Collected data entries
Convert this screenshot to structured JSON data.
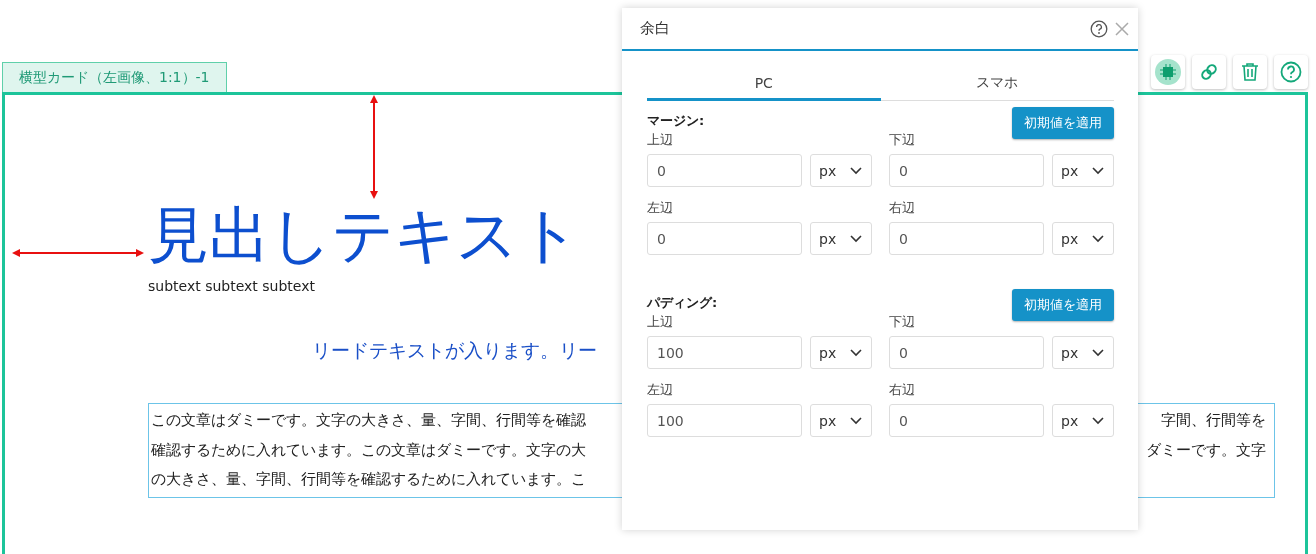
{
  "card_tab": "横型カード（左画像、1:1）-1",
  "toolbar": [
    {
      "kind": "chip",
      "selected": true
    },
    {
      "kind": "link",
      "selected": false
    },
    {
      "kind": "trash",
      "selected": false
    },
    {
      "kind": "help",
      "selected": false
    }
  ],
  "heading": "見出しテキスト",
  "subtext": "subtext subtext subtext",
  "lead_text": "リードテキストが入ります。リー",
  "body_lines": [
    {
      "left": "この文章はダミーです。文字の大きさ、量、字間、行間等を確認",
      "right": "字間、行間等を"
    },
    {
      "left": "確認するために入れています。この文章はダミーです。文字の大",
      "right": "ダミーです。文字"
    },
    {
      "left": "の大きさ、量、字間、行間等を確認するために入れています。こ"
    }
  ],
  "dialog": {
    "title": "余白",
    "tabs": [
      {
        "label": "PC",
        "selected": true
      },
      {
        "label": "スマホ",
        "selected": false
      }
    ],
    "sections": [
      {
        "title": "マージン:",
        "button": "初期値を適用",
        "fields": [
          {
            "label": "上辺",
            "value": "0",
            "unit": "px"
          },
          {
            "label": "下辺",
            "value": "0",
            "unit": "px"
          },
          {
            "label": "左辺",
            "value": "0",
            "unit": "px"
          },
          {
            "label": "右辺",
            "value": "0",
            "unit": "px"
          }
        ]
      },
      {
        "title": "パディング:",
        "button": "初期値を適用",
        "fields": [
          {
            "label": "上辺",
            "value": "100",
            "unit": "px"
          },
          {
            "label": "下辺",
            "value": "0",
            "unit": "px"
          },
          {
            "label": "左辺",
            "value": "100",
            "unit": "px"
          },
          {
            "label": "右辺",
            "value": "0",
            "unit": "px"
          }
        ]
      }
    ]
  }
}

◆ The task:
From the material above, copy everything exactly but the pictures.

◆ Written solution:
Convert this screenshot to structured JSON data.
{
  "card_tab": "横型カード（左画像、1:1）-1",
  "toolbar": [
    {
      "kind": "chip",
      "selected": true
    },
    {
      "kind": "link",
      "selected": false
    },
    {
      "kind": "trash",
      "selected": false
    },
    {
      "kind": "help",
      "selected": false
    }
  ],
  "heading": "見出しテキスト",
  "subtext": "subtext subtext subtext",
  "lead_text": "リードテキストが入ります。リー",
  "body_lines": [
    {
      "left": "この文章はダミーです。文字の大きさ、量、字間、行間等を確認",
      "right": "字間、行間等を"
    },
    {
      "left": "確認するために入れています。この文章はダミーです。文字の大",
      "right": "ダミーです。文字"
    },
    {
      "left": "の大きさ、量、字間、行間等を確認するために入れています。こ"
    }
  ],
  "dialog": {
    "title": "余白",
    "tabs": [
      {
        "label": "PC",
        "selected": true
      },
      {
        "label": "スマホ",
        "selected": false
      }
    ],
    "sections": [
      {
        "title": "マージン:",
        "button": "初期値を適用",
        "fields": [
          {
            "label": "上辺",
            "value": "0",
            "unit": "px"
          },
          {
            "label": "下辺",
            "value": "0",
            "unit": "px"
          },
          {
            "label": "左辺",
            "value": "0",
            "unit": "px"
          },
          {
            "label": "右辺",
            "value": "0",
            "unit": "px"
          }
        ]
      },
      {
        "title": "パディング:",
        "button": "初期値を適用",
        "fields": [
          {
            "label": "上辺",
            "value": "100",
            "unit": "px"
          },
          {
            "label": "下辺",
            "value": "0",
            "unit": "px"
          },
          {
            "label": "左辺",
            "value": "100",
            "unit": "px"
          },
          {
            "label": "右辺",
            "value": "0",
            "unit": "px"
          }
        ]
      }
    ]
  }
}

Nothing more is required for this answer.